● Entries with figure data:
####
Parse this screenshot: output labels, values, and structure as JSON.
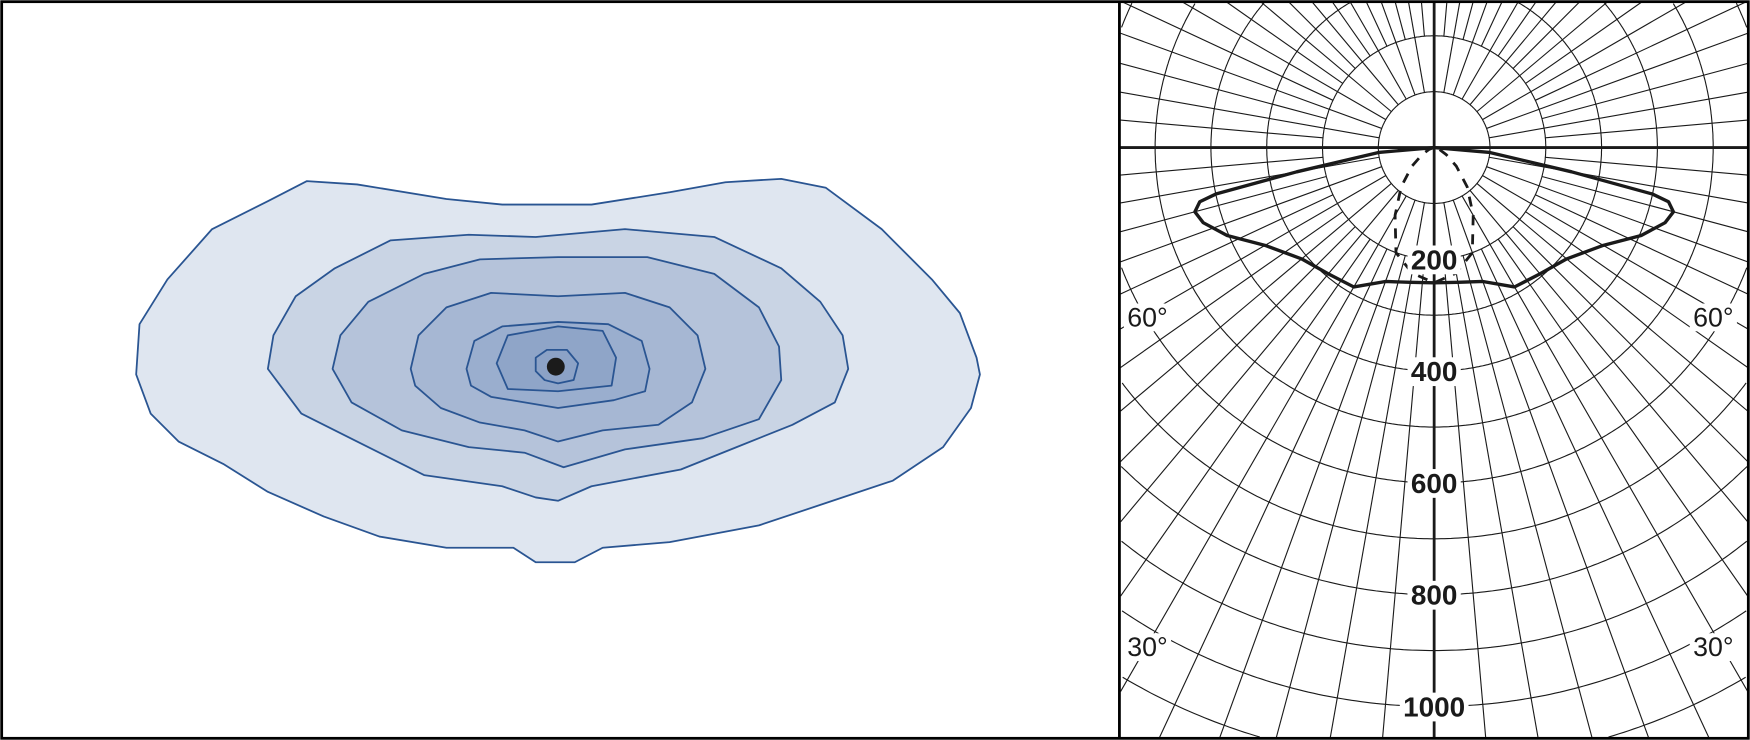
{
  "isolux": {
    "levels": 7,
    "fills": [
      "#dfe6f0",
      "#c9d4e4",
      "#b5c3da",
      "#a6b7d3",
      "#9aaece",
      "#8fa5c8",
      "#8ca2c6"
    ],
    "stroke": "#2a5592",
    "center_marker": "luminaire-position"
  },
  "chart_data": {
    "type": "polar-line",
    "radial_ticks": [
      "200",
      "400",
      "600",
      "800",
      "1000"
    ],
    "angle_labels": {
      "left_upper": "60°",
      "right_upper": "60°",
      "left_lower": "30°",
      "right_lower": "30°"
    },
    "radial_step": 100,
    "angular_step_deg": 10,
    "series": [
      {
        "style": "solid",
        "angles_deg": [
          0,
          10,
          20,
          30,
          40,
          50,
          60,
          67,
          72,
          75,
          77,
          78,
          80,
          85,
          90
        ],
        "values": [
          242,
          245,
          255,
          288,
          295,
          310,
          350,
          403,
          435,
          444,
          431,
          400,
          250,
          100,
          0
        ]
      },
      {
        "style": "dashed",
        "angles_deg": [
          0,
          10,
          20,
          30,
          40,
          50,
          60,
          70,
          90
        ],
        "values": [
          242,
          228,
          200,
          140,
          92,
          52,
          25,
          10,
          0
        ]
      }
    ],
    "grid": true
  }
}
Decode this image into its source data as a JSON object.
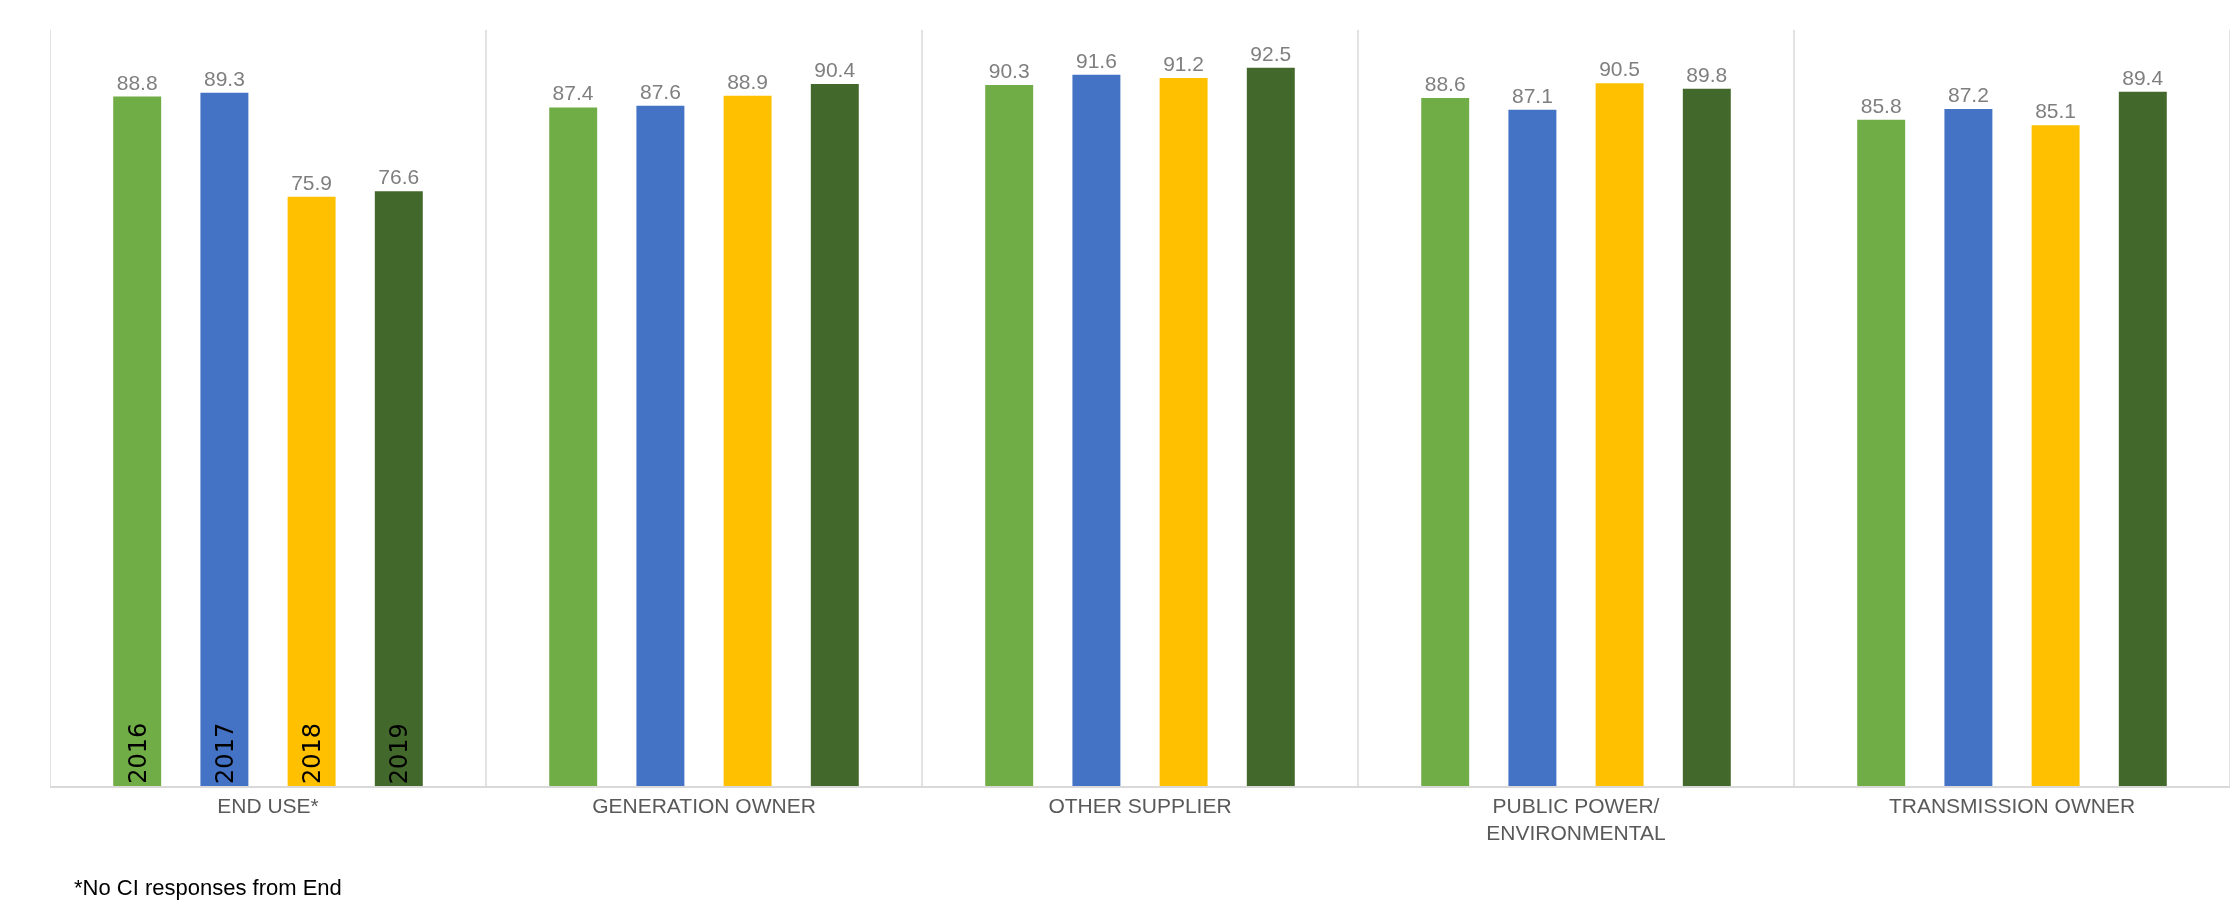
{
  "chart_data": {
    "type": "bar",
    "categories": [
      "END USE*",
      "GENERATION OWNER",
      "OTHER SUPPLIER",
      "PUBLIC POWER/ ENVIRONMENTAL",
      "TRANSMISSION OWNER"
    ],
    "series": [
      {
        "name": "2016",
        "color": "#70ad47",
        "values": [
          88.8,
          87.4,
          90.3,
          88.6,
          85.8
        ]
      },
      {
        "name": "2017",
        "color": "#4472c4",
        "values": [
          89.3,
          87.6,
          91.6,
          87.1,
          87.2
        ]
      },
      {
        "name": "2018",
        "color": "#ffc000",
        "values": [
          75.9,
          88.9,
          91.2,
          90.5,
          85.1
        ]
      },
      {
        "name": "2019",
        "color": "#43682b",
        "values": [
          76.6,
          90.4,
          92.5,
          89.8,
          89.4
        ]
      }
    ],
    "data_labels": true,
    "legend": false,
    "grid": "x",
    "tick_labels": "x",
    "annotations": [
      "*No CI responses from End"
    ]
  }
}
####
● YOUR GOAL: Repeat the records above exactly, leaving out the pictures.

● WRITTEN REPLY:
Parse this screenshot: output labels, values, and structure as JSON.
{
  "isolux": {
    "levels": 7,
    "fills": [
      "#dfe6f0",
      "#c9d4e4",
      "#b5c3da",
      "#a6b7d3",
      "#9aaece",
      "#8fa5c8",
      "#8ca2c6"
    ],
    "stroke": "#2a5592",
    "center_marker": "luminaire-position"
  },
  "chart_data": {
    "type": "polar-line",
    "radial_ticks": [
      "200",
      "400",
      "600",
      "800",
      "1000"
    ],
    "angle_labels": {
      "left_upper": "60°",
      "right_upper": "60°",
      "left_lower": "30°",
      "right_lower": "30°"
    },
    "radial_step": 100,
    "angular_step_deg": 10,
    "series": [
      {
        "style": "solid",
        "angles_deg": [
          0,
          10,
          20,
          30,
          40,
          50,
          60,
          67,
          72,
          75,
          77,
          78,
          80,
          85,
          90
        ],
        "values": [
          242,
          245,
          255,
          288,
          295,
          310,
          350,
          403,
          435,
          444,
          431,
          400,
          250,
          100,
          0
        ]
      },
      {
        "style": "dashed",
        "angles_deg": [
          0,
          10,
          20,
          30,
          40,
          50,
          60,
          70,
          90
        ],
        "values": [
          242,
          228,
          200,
          140,
          92,
          52,
          25,
          10,
          0
        ]
      }
    ],
    "grid": true
  }
}
Decode this image into its source data as a JSON object.
{
  "chart_data": {
    "type": "bar",
    "categories": [
      "END USE*",
      "GENERATION OWNER",
      "OTHER SUPPLIER",
      "PUBLIC POWER/ ENVIRONMENTAL",
      "TRANSMISSION OWNER"
    ],
    "series": [
      {
        "name": "2016",
        "color": "#70ad47",
        "values": [
          88.8,
          87.4,
          90.3,
          88.6,
          85.8
        ]
      },
      {
        "name": "2017",
        "color": "#4472c4",
        "values": [
          89.3,
          87.6,
          91.6,
          87.1,
          87.2
        ]
      },
      {
        "name": "2018",
        "color": "#ffc000",
        "values": [
          75.9,
          88.9,
          91.2,
          90.5,
          85.1
        ]
      },
      {
        "name": "2019",
        "color": "#43682b",
        "values": [
          76.6,
          90.4,
          92.5,
          89.8,
          89.4
        ]
      }
    ],
    "data_labels": true,
    "legend": false,
    "grid": "x",
    "tick_labels": "x",
    "annotations": [
      "*No CI responses from End"
    ]
  }
}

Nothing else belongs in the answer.